Begin Stored records

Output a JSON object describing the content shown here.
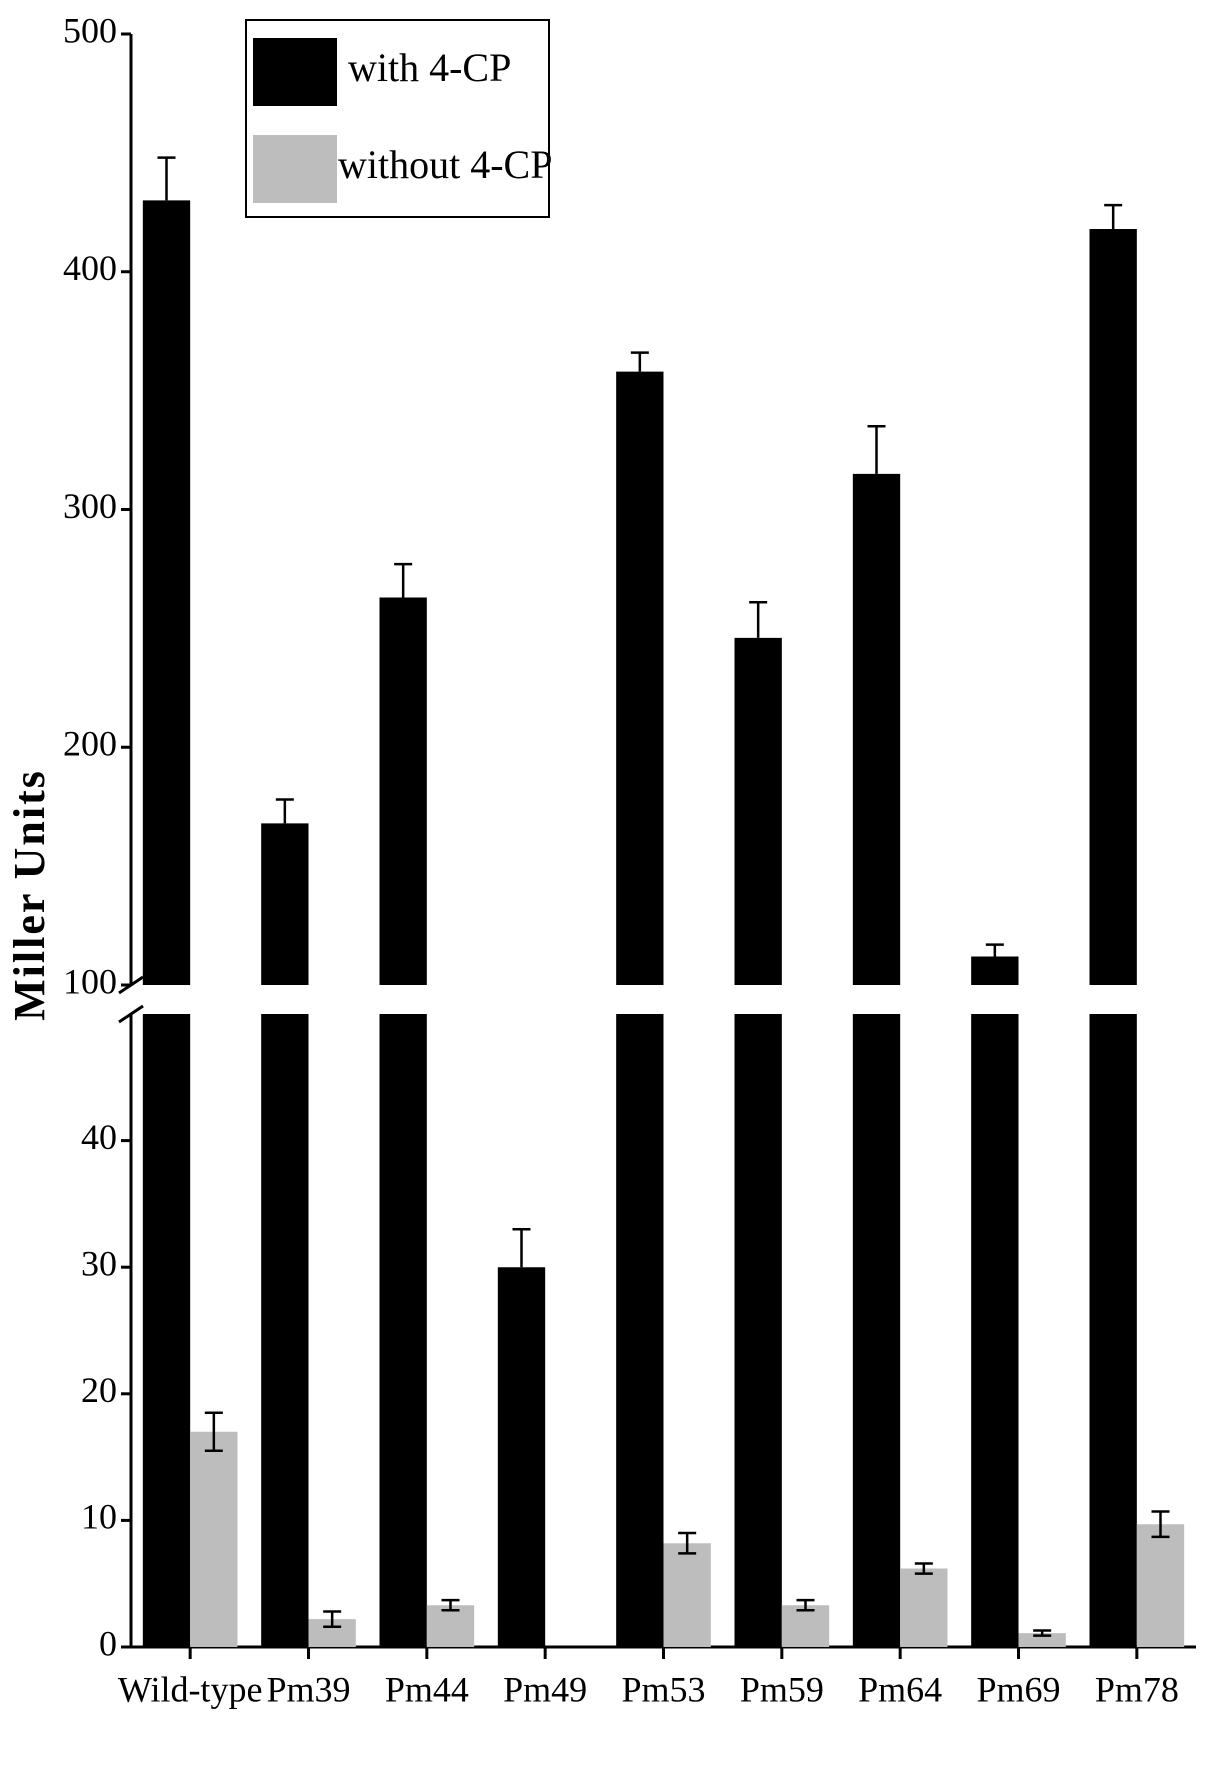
{
  "chart_data": {
    "type": "bar",
    "ylabel": "Miller Units",
    "categories": [
      "Wild-type",
      "Pm39",
      "Pm44",
      "Pm49",
      "Pm53",
      "Pm59",
      "Pm64",
      "Pm69",
      "Pm78"
    ],
    "series": [
      {
        "name": "with 4-CP",
        "color": "#000000",
        "values": [
          430,
          168,
          263,
          30,
          358,
          246,
          315,
          112,
          418
        ],
        "errors": [
          18,
          10,
          14,
          3,
          8,
          15,
          20,
          5,
          10
        ]
      },
      {
        "name": "without 4-CP",
        "color": "#bdbdbd",
        "values": [
          17,
          2.2,
          3.3,
          null,
          8.2,
          3.3,
          6.2,
          1.1,
          9.7
        ],
        "errors": [
          1.5,
          0.6,
          0.4,
          null,
          0.8,
          0.4,
          0.4,
          0.2,
          1
        ]
      }
    ],
    "ylim": [
      0,
      500
    ],
    "ybreak": [
      50,
      100
    ],
    "yticks": [
      0,
      10,
      20,
      30,
      40,
      100,
      200,
      300,
      400,
      500
    ],
    "legend": "upper left"
  }
}
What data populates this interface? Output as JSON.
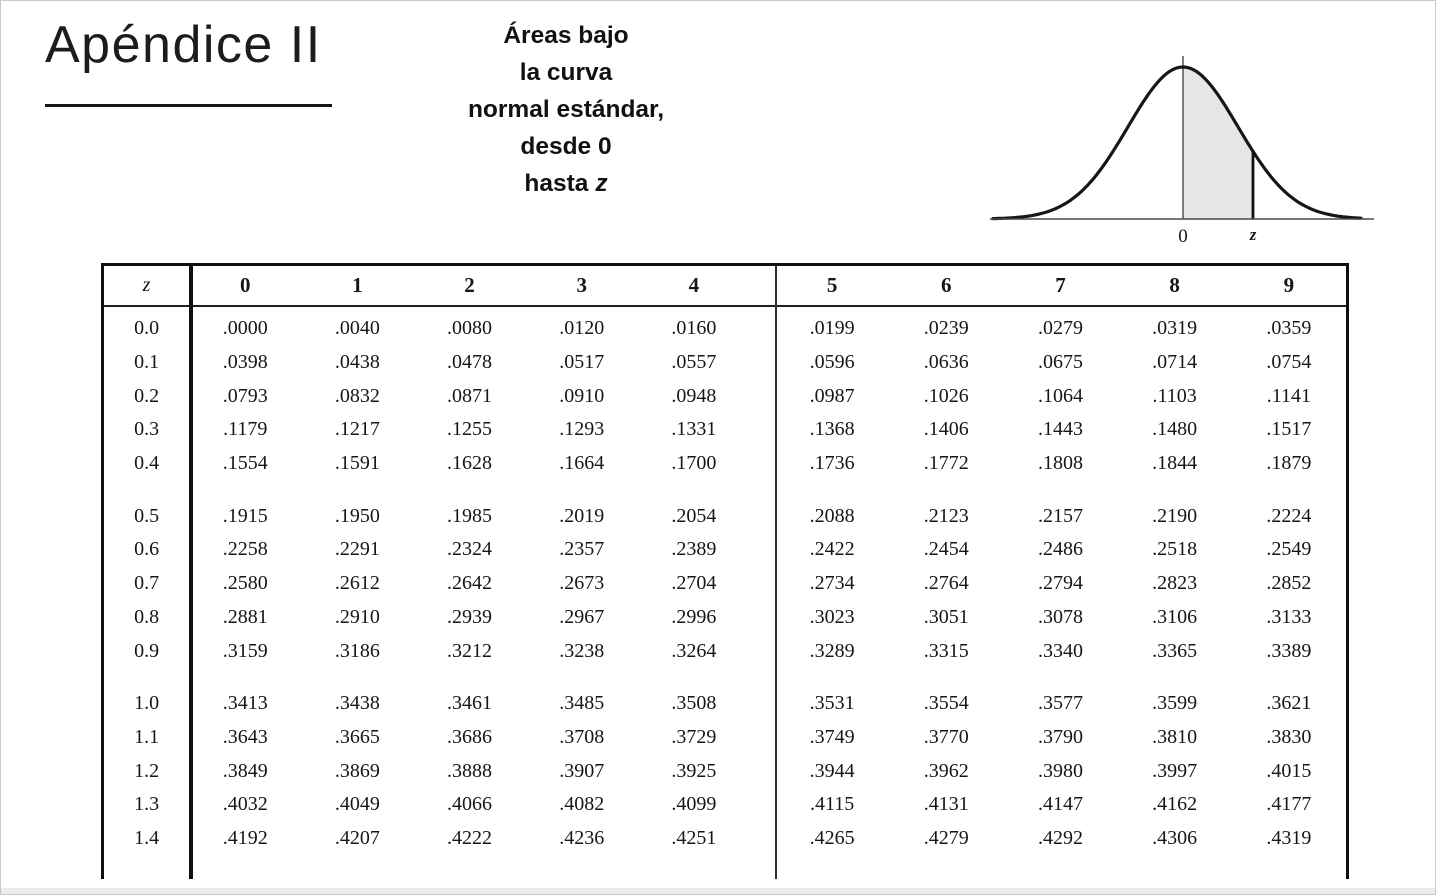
{
  "page": {
    "appendix_title": "Apéndice II",
    "caption_lines": [
      "Áreas bajo",
      "la curva",
      "normal estándar,",
      "desde 0"
    ],
    "caption_last_prefix": "hasta",
    "caption_last_z": "z"
  },
  "diagram": {
    "zero_label": "0",
    "z_label": "z",
    "shade_color": "#e6e6e6",
    "curve_color": "#161616"
  },
  "table": {
    "corner_header": "z",
    "column_headers": [
      "0",
      "1",
      "2",
      "3",
      "4",
      "5",
      "6",
      "7",
      "8",
      "9"
    ],
    "row_groups": [
      {
        "rows": [
          {
            "z": "0.0",
            "values": [
              ".0000",
              ".0040",
              ".0080",
              ".0120",
              ".0160",
              ".0199",
              ".0239",
              ".0279",
              ".0319",
              ".0359"
            ]
          },
          {
            "z": "0.1",
            "values": [
              ".0398",
              ".0438",
              ".0478",
              ".0517",
              ".0557",
              ".0596",
              ".0636",
              ".0675",
              ".0714",
              ".0754"
            ]
          },
          {
            "z": "0.2",
            "values": [
              ".0793",
              ".0832",
              ".0871",
              ".0910",
              ".0948",
              ".0987",
              ".1026",
              ".1064",
              ".1103",
              ".1141"
            ]
          },
          {
            "z": "0.3",
            "values": [
              ".1179",
              ".1217",
              ".1255",
              ".1293",
              ".1331",
              ".1368",
              ".1406",
              ".1443",
              ".1480",
              ".1517"
            ]
          },
          {
            "z": "0.4",
            "values": [
              ".1554",
              ".1591",
              ".1628",
              ".1664",
              ".1700",
              ".1736",
              ".1772",
              ".1808",
              ".1844",
              ".1879"
            ]
          }
        ]
      },
      {
        "rows": [
          {
            "z": "0.5",
            "values": [
              ".1915",
              ".1950",
              ".1985",
              ".2019",
              ".2054",
              ".2088",
              ".2123",
              ".2157",
              ".2190",
              ".2224"
            ]
          },
          {
            "z": "0.6",
            "values": [
              ".2258",
              ".2291",
              ".2324",
              ".2357",
              ".2389",
              ".2422",
              ".2454",
              ".2486",
              ".2518",
              ".2549"
            ]
          },
          {
            "z": "0.7",
            "values": [
              ".2580",
              ".2612",
              ".2642",
              ".2673",
              ".2704",
              ".2734",
              ".2764",
              ".2794",
              ".2823",
              ".2852"
            ]
          },
          {
            "z": "0.8",
            "values": [
              ".2881",
              ".2910",
              ".2939",
              ".2967",
              ".2996",
              ".3023",
              ".3051",
              ".3078",
              ".3106",
              ".3133"
            ]
          },
          {
            "z": "0.9",
            "values": [
              ".3159",
              ".3186",
              ".3212",
              ".3238",
              ".3264",
              ".3289",
              ".3315",
              ".3340",
              ".3365",
              ".3389"
            ]
          }
        ]
      },
      {
        "rows": [
          {
            "z": "1.0",
            "values": [
              ".3413",
              ".3438",
              ".3461",
              ".3485",
              ".3508",
              ".3531",
              ".3554",
              ".3577",
              ".3599",
              ".3621"
            ]
          },
          {
            "z": "1.1",
            "values": [
              ".3643",
              ".3665",
              ".3686",
              ".3708",
              ".3729",
              ".3749",
              ".3770",
              ".3790",
              ".3810",
              ".3830"
            ]
          },
          {
            "z": "1.2",
            "values": [
              ".3849",
              ".3869",
              ".3888",
              ".3907",
              ".3925",
              ".3944",
              ".3962",
              ".3980",
              ".3997",
              ".4015"
            ]
          },
          {
            "z": "1.3",
            "values": [
              ".4032",
              ".4049",
              ".4066",
              ".4082",
              ".4099",
              ".4115",
              ".4131",
              ".4147",
              ".4162",
              ".4177"
            ]
          },
          {
            "z": "1.4",
            "values": [
              ".4192",
              ".4207",
              ".4222",
              ".4236",
              ".4251",
              ".4265",
              ".4279",
              ".4292",
              ".4306",
              ".4319"
            ]
          }
        ]
      }
    ]
  }
}
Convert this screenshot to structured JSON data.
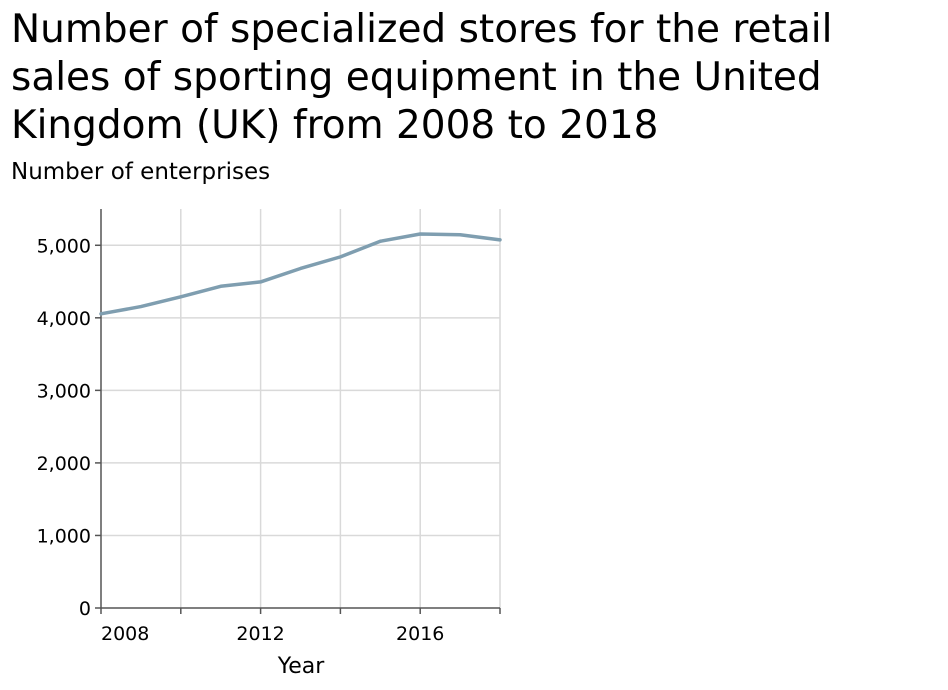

End Stored records

> _Exercise goal_
Leave the pictures out, and print every line of the listing exactly as written.

> _Response_
Output a JSON object describing the content shown here.
{
  "chart_data": {
    "type": "bar",
    "ylabel": "Miller Units",
    "categories": [
      "Wild-type",
      "Pm39",
      "Pm44",
      "Pm49",
      "Pm53",
      "Pm59",
      "Pm64",
      "Pm69",
      "Pm78"
    ],
    "series": [
      {
        "name": "with 4-CP",
        "color": "#000000",
        "values": [
          430,
          168,
          263,
          30,
          358,
          246,
          315,
          112,
          418
        ],
        "errors": [
          18,
          10,
          14,
          3,
          8,
          15,
          20,
          5,
          10
        ]
      },
      {
        "name": "without 4-CP",
        "color": "#bdbdbd",
        "values": [
          17,
          2.2,
          3.3,
          null,
          8.2,
          3.3,
          6.2,
          1.1,
          9.7
        ],
        "errors": [
          1.5,
          0.6,
          0.4,
          null,
          0.8,
          0.4,
          0.4,
          0.2,
          1
        ]
      }
    ],
    "ylim": [
      0,
      500
    ],
    "ybreak": [
      50,
      100
    ],
    "yticks": [
      0,
      10,
      20,
      30,
      40,
      100,
      200,
      300,
      400,
      500
    ],
    "legend": "upper left"
  }
}
What data populates this interface? Output as JSON.
{
  "page": {
    "appendix_title": "Apéndice II",
    "caption_lines": [
      "Áreas bajo",
      "la curva",
      "normal estándar,",
      "desde 0"
    ],
    "caption_last_prefix": "hasta",
    "caption_last_z": "z"
  },
  "diagram": {
    "zero_label": "0",
    "z_label": "z",
    "shade_color": "#e6e6e6",
    "curve_color": "#161616"
  },
  "table": {
    "corner_header": "z",
    "column_headers": [
      "0",
      "1",
      "2",
      "3",
      "4",
      "5",
      "6",
      "7",
      "8",
      "9"
    ],
    "row_groups": [
      {
        "rows": [
          {
            "z": "0.0",
            "values": [
              ".0000",
              ".0040",
              ".0080",
              ".0120",
              ".0160",
              ".0199",
              ".0239",
              ".0279",
              ".0319",
              ".0359"
            ]
          },
          {
            "z": "0.1",
            "values": [
              ".0398",
              ".0438",
              ".0478",
              ".0517",
              ".0557",
              ".0596",
              ".0636",
              ".0675",
              ".0714",
              ".0754"
            ]
          },
          {
            "z": "0.2",
            "values": [
              ".0793",
              ".0832",
              ".0871",
              ".0910",
              ".0948",
              ".0987",
              ".1026",
              ".1064",
              ".1103",
              ".1141"
            ]
          },
          {
            "z": "0.3",
            "values": [
              ".1179",
              ".1217",
              ".1255",
              ".1293",
              ".1331",
              ".1368",
              ".1406",
              ".1443",
              ".1480",
              ".1517"
            ]
          },
          {
            "z": "0.4",
            "values": [
              ".1554",
              ".1591",
              ".1628",
              ".1664",
              ".1700",
              ".1736",
              ".1772",
              ".1808",
              ".1844",
              ".1879"
            ]
          }
        ]
      },
      {
        "rows": [
          {
            "z": "0.5",
            "values": [
              ".1915",
              ".1950",
              ".1985",
              ".2019",
              ".2054",
              ".2088",
              ".2123",
              ".2157",
              ".2190",
              ".2224"
            ]
          },
          {
            "z": "0.6",
            "values": [
              ".2258",
              ".2291",
              ".2324",
              ".2357",
              ".2389",
              ".2422",
              ".2454",
              ".2486",
              ".2518",
              ".2549"
            ]
          },
          {
            "z": "0.7",
            "values": [
              ".2580",
              ".2612",
              ".2642",
              ".2673",
              ".2704",
              ".2734",
              ".2764",
              ".2794",
              ".2823",
              ".2852"
            ]
          },
          {
            "z": "0.8",
            "values": [
              ".2881",
              ".2910",
              ".2939",
              ".2967",
              ".2996",
              ".3023",
              ".3051",
              ".3078",
              ".3106",
              ".3133"
            ]
          },
          {
            "z": "0.9",
            "values": [
              ".3159",
              ".3186",
              ".3212",
              ".3238",
              ".3264",
              ".3289",
              ".3315",
              ".3340",
              ".3365",
              ".3389"
            ]
          }
        ]
      },
      {
        "rows": [
          {
            "z": "1.0",
            "values": [
              ".3413",
              ".3438",
              ".3461",
              ".3485",
              ".3508",
              ".3531",
              ".3554",
              ".3577",
              ".3599",
              ".3621"
            ]
          },
          {
            "z": "1.1",
            "values": [
              ".3643",
              ".3665",
              ".3686",
              ".3708",
              ".3729",
              ".3749",
              ".3770",
              ".3790",
              ".3810",
              ".3830"
            ]
          },
          {
            "z": "1.2",
            "values": [
              ".3849",
              ".3869",
              ".3888",
              ".3907",
              ".3925",
              ".3944",
              ".3962",
              ".3980",
              ".3997",
              ".4015"
            ]
          },
          {
            "z": "1.3",
            "values": [
              ".4032",
              ".4049",
              ".4066",
              ".4082",
              ".4099",
              ".4115",
              ".4131",
              ".4147",
              ".4162",
              ".4177"
            ]
          },
          {
            "z": "1.4",
            "values": [
              ".4192",
              ".4207",
              ".4222",
              ".4236",
              ".4251",
              ".4265",
              ".4279",
              ".4292",
              ".4306",
              ".4319"
            ]
          }
        ]
      }
    ]
  }
}
Convert this screenshot to structured JSON data.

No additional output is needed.